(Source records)
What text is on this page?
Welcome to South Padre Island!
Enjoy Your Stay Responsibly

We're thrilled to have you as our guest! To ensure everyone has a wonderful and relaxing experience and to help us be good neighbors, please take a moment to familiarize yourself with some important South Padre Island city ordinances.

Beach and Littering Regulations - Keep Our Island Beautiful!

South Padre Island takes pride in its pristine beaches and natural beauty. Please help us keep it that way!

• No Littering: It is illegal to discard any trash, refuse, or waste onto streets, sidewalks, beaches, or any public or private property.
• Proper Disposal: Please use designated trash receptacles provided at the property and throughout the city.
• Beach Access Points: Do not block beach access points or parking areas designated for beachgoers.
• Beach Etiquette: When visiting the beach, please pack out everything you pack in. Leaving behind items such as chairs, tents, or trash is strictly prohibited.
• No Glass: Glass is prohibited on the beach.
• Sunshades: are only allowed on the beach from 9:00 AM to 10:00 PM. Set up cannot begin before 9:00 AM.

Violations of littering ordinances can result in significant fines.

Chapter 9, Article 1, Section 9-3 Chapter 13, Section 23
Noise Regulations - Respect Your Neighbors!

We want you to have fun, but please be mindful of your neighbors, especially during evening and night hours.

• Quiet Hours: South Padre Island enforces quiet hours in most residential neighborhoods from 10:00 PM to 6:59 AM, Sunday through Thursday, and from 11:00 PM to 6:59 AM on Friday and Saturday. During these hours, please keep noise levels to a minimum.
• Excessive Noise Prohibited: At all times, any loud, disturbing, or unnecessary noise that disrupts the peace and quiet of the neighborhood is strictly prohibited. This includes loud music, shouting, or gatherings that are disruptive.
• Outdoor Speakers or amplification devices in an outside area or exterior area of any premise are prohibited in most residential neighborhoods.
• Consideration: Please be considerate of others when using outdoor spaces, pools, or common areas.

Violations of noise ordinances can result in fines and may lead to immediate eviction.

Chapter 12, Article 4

(PROBLEM DESCRIPTION)
Write out all of the records above exactly as they appear.

(EXERCISE RESULT)
What text is on this page?
Welcome to South Padre Island!
Enjoy Your Stay Responsibly

We're thrilled to have you as our guest! To ensure everyone has a wonderful and relaxing experience and to help us be good neighbors, please take a moment to familiarize yourself with some important South Padre Island city ordinances.

Beach and Littering Regulations - Keep Our Island Beautiful!

South Padre Island takes pride in its pristine beaches and natural beauty. Please help us keep it that way!

• No Littering: It is illegal to discard any trash, refuse, or waste onto streets, sidewalks, beaches, or any public or private property.
• Proper Disposal: Please use designated trash receptacles provided at the property and throughout the city.
• Beach Access Points: Do not block beach access points or parking areas designated for beachgoers.
• Beach Etiquette: When visiting the beach, please pack out everything you pack in. Leaving behind items such as chairs, tents, or trash is strictly prohibited.
• No Glass: Glass is prohibited on the beach.
• Sunshades: are only allowed on the beach from 9:00 AM to 10:00 PM. Set up cannot begin before 9:00 AM.

Violations of littering ordinances can result in significant fines.

Chapter 9, Article 1, Section 9-3 Chapter 13, Section 23
Noise Regulations - Respect Your Neighbors!

We want you to have fun, but please be mindful of your neighbors, especially during evening and night hours.

• Quiet Hours: South Padre Island enforces quiet hours in most residential neighborhoods from 10:00 PM to 6:59 AM, Sunday through Thursday, and from 11:00 PM to 6:59 AM on Friday and Saturday. During these hours, please keep noise levels to a minimum.
• Excessive Noise Prohibited: At all times, any loud, disturbing, or unnecessary noise that disrupts the peace and quiet of the neighborhood is strictly prohibited. This includes loud music, shouting, or gatherings that are disruptive.
• Outdoor Speakers or amplification devices in an outside area or exterior area of any premise are prohibited in most residential neighborhoods.
• Consideration: Please be considerate of others when using outdoor spaces, pools, or common areas.

Violations of noise ordinances can result in fines and may lead to immediate eviction.

Chapter 12, Article 4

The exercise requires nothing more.